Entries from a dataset
===

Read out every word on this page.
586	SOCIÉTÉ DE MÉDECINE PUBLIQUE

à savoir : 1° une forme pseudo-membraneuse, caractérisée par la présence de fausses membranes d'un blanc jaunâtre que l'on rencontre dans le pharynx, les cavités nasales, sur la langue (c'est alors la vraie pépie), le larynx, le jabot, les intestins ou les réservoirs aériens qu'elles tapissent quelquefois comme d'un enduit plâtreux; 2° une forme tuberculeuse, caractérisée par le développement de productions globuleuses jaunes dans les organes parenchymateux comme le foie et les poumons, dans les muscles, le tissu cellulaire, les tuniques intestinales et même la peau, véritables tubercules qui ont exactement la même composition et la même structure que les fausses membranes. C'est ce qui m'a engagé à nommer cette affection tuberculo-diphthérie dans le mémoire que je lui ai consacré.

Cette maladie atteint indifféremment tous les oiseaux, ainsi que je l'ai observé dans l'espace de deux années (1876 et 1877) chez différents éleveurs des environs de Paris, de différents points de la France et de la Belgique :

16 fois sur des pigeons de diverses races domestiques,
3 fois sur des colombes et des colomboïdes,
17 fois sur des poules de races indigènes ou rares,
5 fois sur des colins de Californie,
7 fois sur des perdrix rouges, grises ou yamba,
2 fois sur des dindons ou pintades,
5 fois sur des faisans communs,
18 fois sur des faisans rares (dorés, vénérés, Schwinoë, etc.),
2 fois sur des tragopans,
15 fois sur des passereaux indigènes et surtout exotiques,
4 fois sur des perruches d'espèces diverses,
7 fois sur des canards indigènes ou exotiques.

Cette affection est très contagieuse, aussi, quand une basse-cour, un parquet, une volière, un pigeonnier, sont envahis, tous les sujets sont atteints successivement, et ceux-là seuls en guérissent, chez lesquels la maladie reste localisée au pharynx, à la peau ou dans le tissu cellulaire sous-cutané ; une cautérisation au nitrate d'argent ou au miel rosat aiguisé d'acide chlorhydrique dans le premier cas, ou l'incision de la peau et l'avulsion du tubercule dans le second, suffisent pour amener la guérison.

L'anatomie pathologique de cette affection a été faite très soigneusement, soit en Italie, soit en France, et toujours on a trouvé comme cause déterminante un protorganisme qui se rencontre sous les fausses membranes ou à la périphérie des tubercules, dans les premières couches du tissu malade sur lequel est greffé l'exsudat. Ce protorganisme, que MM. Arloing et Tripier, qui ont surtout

===

» **Objective**:
Look through the entries above and list every line containing "rares".

» **Answer to this problem**:
17 fois sur des poules de races indigènes ou rares,
18 fois sur des faisans rares (dorés, vénérés, Schwinoë, etc.),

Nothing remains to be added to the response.